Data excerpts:
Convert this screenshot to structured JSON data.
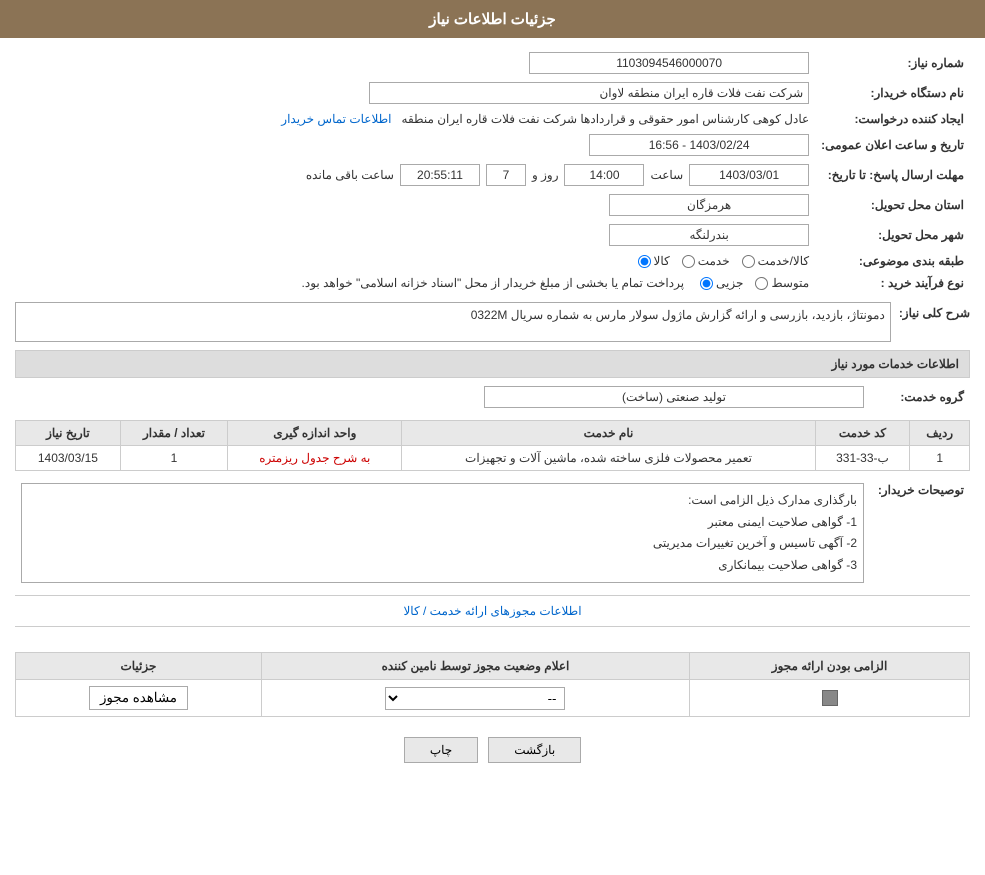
{
  "header": {
    "title": "جزئیات اطلاعات نیاز"
  },
  "fields": {
    "need_number_label": "شماره نیاز:",
    "need_number_value": "1103094546000070",
    "buyer_org_label": "نام دستگاه خریدار:",
    "buyer_org_value": "شرکت نفت فلات قاره ایران منطقه لاوان",
    "creator_label": "ایجاد کننده درخواست:",
    "creator_value": "عادل کوهی کارشناس امور حقوقی و قراردادها شرکت نفت فلات قاره ایران منطقه",
    "creator_link": "اطلاعات تماس خریدار",
    "announce_date_label": "تاریخ و ساعت اعلان عمومی:",
    "announce_date_value": "1403/02/24 - 16:56",
    "response_deadline_label": "مهلت ارسال پاسخ: تا تاریخ:",
    "response_date_value": "1403/03/01",
    "response_time_label": "ساعت",
    "response_time_value": "14:00",
    "response_days_label": "روز و",
    "response_days_value": "7",
    "response_remaining_label": "ساعت باقی مانده",
    "response_remaining_value": "20:55:11",
    "delivery_province_label": "استان محل تحویل:",
    "delivery_province_value": "هرمزگان",
    "delivery_city_label": "شهر محل تحویل:",
    "delivery_city_value": "بندرلنگه",
    "category_label": "طبقه بندی موضوعی:",
    "category_options": [
      "کالا",
      "خدمت",
      "کالا/خدمت"
    ],
    "category_selected": "کالا",
    "purchase_type_label": "نوع فرآیند خرید :",
    "purchase_options": [
      "جزیی",
      "متوسط"
    ],
    "purchase_note": "پرداخت تمام یا بخشی از مبلغ خریدار از محل \"اسناد خزانه اسلامی\" خواهد بود.",
    "need_description_label": "شرح کلی نیاز:",
    "need_description_value": "دمونتاژ، بازدید، بازرسی و ارائه گزارش ماژول سولار مارس به شماره سریال 0322M",
    "service_info_label": "اطلاعات خدمات مورد نیاز",
    "service_group_label": "گروه خدمت:",
    "service_group_value": "تولید صنعتی (ساخت)",
    "table": {
      "headers": [
        "ردیف",
        "کد خدمت",
        "نام خدمت",
        "واحد اندازه گیری",
        "تعداد / مقدار",
        "تاریخ نیاز"
      ],
      "rows": [
        {
          "row": "1",
          "service_code": "ب-33-331",
          "service_name": "تعمیر محصولات فلزی ساخته شده، ماشین آلات و تجهیزات",
          "unit": "به شرح جدول ریزمتره",
          "quantity": "1",
          "date": "1403/03/15"
        }
      ]
    },
    "buyer_notes_label": "توصیحات خریدار:",
    "buyer_notes_lines": [
      "بارگذاری مدارک ذیل الزامی است:",
      "1-   گواهی صلاحیت ایمنی معتبر",
      "2-   آگهی تاسیس و آخرین تغییرات مدیریتی",
      "3-   گواهی صلاحیت بیمانکاری"
    ],
    "permit_section_link": "اطلاعات مجوزهای ارائه خدمت / کالا",
    "permit_table": {
      "headers": [
        "الزامی بودن ارائه مجوز",
        "اعلام وضعیت مجوز توسط نامین کننده",
        "جزئیات"
      ],
      "rows": [
        {
          "required": "checked",
          "status": "--",
          "details": "مشاهده مجوز"
        }
      ]
    },
    "status_dropdown_options": [
      "--"
    ],
    "status_dropdown_value": "--"
  },
  "buttons": {
    "print_label": "چاپ",
    "back_label": "بازگشت"
  }
}
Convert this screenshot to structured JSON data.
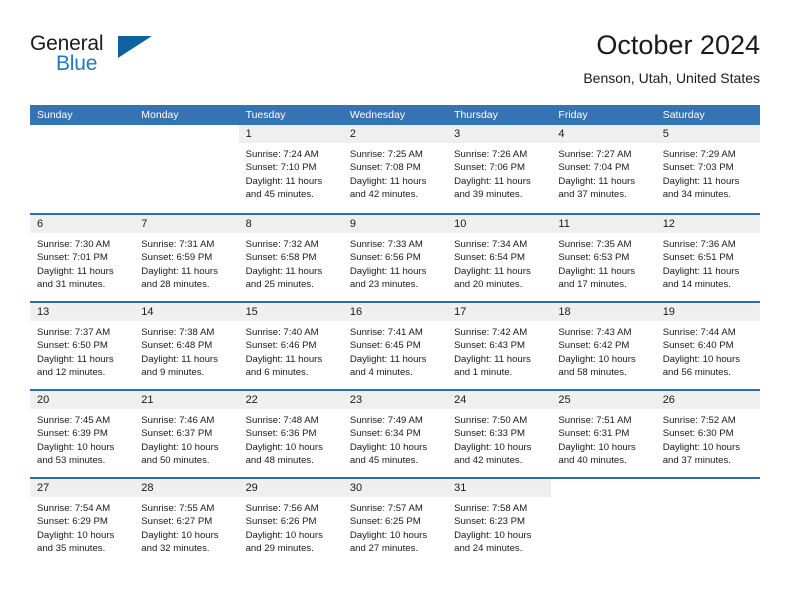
{
  "logo": {
    "word_one": "General",
    "word_two": "Blue",
    "triangle_icon": "triangle-icon"
  },
  "header": {
    "title": "October 2024",
    "subtitle": "Benson, Utah, United States"
  },
  "colors": {
    "header_blue": "#3573b3",
    "row_divider_blue": "#2e6da8",
    "day_band_gray": "#efefef",
    "logo_blue": "#2079c4",
    "text": "#1a1a1a"
  },
  "weekdays": [
    "Sunday",
    "Monday",
    "Tuesday",
    "Wednesday",
    "Thursday",
    "Friday",
    "Saturday"
  ],
  "weeks": [
    [
      {
        "day": "",
        "lines": []
      },
      {
        "day": "",
        "lines": []
      },
      {
        "day": "1",
        "lines": [
          "Sunrise: 7:24 AM",
          "Sunset: 7:10 PM",
          "Daylight: 11 hours",
          "and 45 minutes."
        ]
      },
      {
        "day": "2",
        "lines": [
          "Sunrise: 7:25 AM",
          "Sunset: 7:08 PM",
          "Daylight: 11 hours",
          "and 42 minutes."
        ]
      },
      {
        "day": "3",
        "lines": [
          "Sunrise: 7:26 AM",
          "Sunset: 7:06 PM",
          "Daylight: 11 hours",
          "and 39 minutes."
        ]
      },
      {
        "day": "4",
        "lines": [
          "Sunrise: 7:27 AM",
          "Sunset: 7:04 PM",
          "Daylight: 11 hours",
          "and 37 minutes."
        ]
      },
      {
        "day": "5",
        "lines": [
          "Sunrise: 7:29 AM",
          "Sunset: 7:03 PM",
          "Daylight: 11 hours",
          "and 34 minutes."
        ]
      }
    ],
    [
      {
        "day": "6",
        "lines": [
          "Sunrise: 7:30 AM",
          "Sunset: 7:01 PM",
          "Daylight: 11 hours",
          "and 31 minutes."
        ]
      },
      {
        "day": "7",
        "lines": [
          "Sunrise: 7:31 AM",
          "Sunset: 6:59 PM",
          "Daylight: 11 hours",
          "and 28 minutes."
        ]
      },
      {
        "day": "8",
        "lines": [
          "Sunrise: 7:32 AM",
          "Sunset: 6:58 PM",
          "Daylight: 11 hours",
          "and 25 minutes."
        ]
      },
      {
        "day": "9",
        "lines": [
          "Sunrise: 7:33 AM",
          "Sunset: 6:56 PM",
          "Daylight: 11 hours",
          "and 23 minutes."
        ]
      },
      {
        "day": "10",
        "lines": [
          "Sunrise: 7:34 AM",
          "Sunset: 6:54 PM",
          "Daylight: 11 hours",
          "and 20 minutes."
        ]
      },
      {
        "day": "11",
        "lines": [
          "Sunrise: 7:35 AM",
          "Sunset: 6:53 PM",
          "Daylight: 11 hours",
          "and 17 minutes."
        ]
      },
      {
        "day": "12",
        "lines": [
          "Sunrise: 7:36 AM",
          "Sunset: 6:51 PM",
          "Daylight: 11 hours",
          "and 14 minutes."
        ]
      }
    ],
    [
      {
        "day": "13",
        "lines": [
          "Sunrise: 7:37 AM",
          "Sunset: 6:50 PM",
          "Daylight: 11 hours",
          "and 12 minutes."
        ]
      },
      {
        "day": "14",
        "lines": [
          "Sunrise: 7:38 AM",
          "Sunset: 6:48 PM",
          "Daylight: 11 hours",
          "and 9 minutes."
        ]
      },
      {
        "day": "15",
        "lines": [
          "Sunrise: 7:40 AM",
          "Sunset: 6:46 PM",
          "Daylight: 11 hours",
          "and 6 minutes."
        ]
      },
      {
        "day": "16",
        "lines": [
          "Sunrise: 7:41 AM",
          "Sunset: 6:45 PM",
          "Daylight: 11 hours",
          "and 4 minutes."
        ]
      },
      {
        "day": "17",
        "lines": [
          "Sunrise: 7:42 AM",
          "Sunset: 6:43 PM",
          "Daylight: 11 hours",
          "and 1 minute."
        ]
      },
      {
        "day": "18",
        "lines": [
          "Sunrise: 7:43 AM",
          "Sunset: 6:42 PM",
          "Daylight: 10 hours",
          "and 58 minutes."
        ]
      },
      {
        "day": "19",
        "lines": [
          "Sunrise: 7:44 AM",
          "Sunset: 6:40 PM",
          "Daylight: 10 hours",
          "and 56 minutes."
        ]
      }
    ],
    [
      {
        "day": "20",
        "lines": [
          "Sunrise: 7:45 AM",
          "Sunset: 6:39 PM",
          "Daylight: 10 hours",
          "and 53 minutes."
        ]
      },
      {
        "day": "21",
        "lines": [
          "Sunrise: 7:46 AM",
          "Sunset: 6:37 PM",
          "Daylight: 10 hours",
          "and 50 minutes."
        ]
      },
      {
        "day": "22",
        "lines": [
          "Sunrise: 7:48 AM",
          "Sunset: 6:36 PM",
          "Daylight: 10 hours",
          "and 48 minutes."
        ]
      },
      {
        "day": "23",
        "lines": [
          "Sunrise: 7:49 AM",
          "Sunset: 6:34 PM",
          "Daylight: 10 hours",
          "and 45 minutes."
        ]
      },
      {
        "day": "24",
        "lines": [
          "Sunrise: 7:50 AM",
          "Sunset: 6:33 PM",
          "Daylight: 10 hours",
          "and 42 minutes."
        ]
      },
      {
        "day": "25",
        "lines": [
          "Sunrise: 7:51 AM",
          "Sunset: 6:31 PM",
          "Daylight: 10 hours",
          "and 40 minutes."
        ]
      },
      {
        "day": "26",
        "lines": [
          "Sunrise: 7:52 AM",
          "Sunset: 6:30 PM",
          "Daylight: 10 hours",
          "and 37 minutes."
        ]
      }
    ],
    [
      {
        "day": "27",
        "lines": [
          "Sunrise: 7:54 AM",
          "Sunset: 6:29 PM",
          "Daylight: 10 hours",
          "and 35 minutes."
        ]
      },
      {
        "day": "28",
        "lines": [
          "Sunrise: 7:55 AM",
          "Sunset: 6:27 PM",
          "Daylight: 10 hours",
          "and 32 minutes."
        ]
      },
      {
        "day": "29",
        "lines": [
          "Sunrise: 7:56 AM",
          "Sunset: 6:26 PM",
          "Daylight: 10 hours",
          "and 29 minutes."
        ]
      },
      {
        "day": "30",
        "lines": [
          "Sunrise: 7:57 AM",
          "Sunset: 6:25 PM",
          "Daylight: 10 hours",
          "and 27 minutes."
        ]
      },
      {
        "day": "31",
        "lines": [
          "Sunrise: 7:58 AM",
          "Sunset: 6:23 PM",
          "Daylight: 10 hours",
          "and 24 minutes."
        ]
      },
      {
        "day": "",
        "lines": []
      },
      {
        "day": "",
        "lines": []
      }
    ]
  ]
}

▶ WHAT THE TASK ASKS
Scan the lines for the string "کالا". Pick out every line that has it.

▶ RESPONSE BELOW
      "کالا",
      "کالا/خدمت"
    "category_selected": "کالا",
    "permit_section_link": "اطلاعات مجوزهای ارائه خدمت / کالا",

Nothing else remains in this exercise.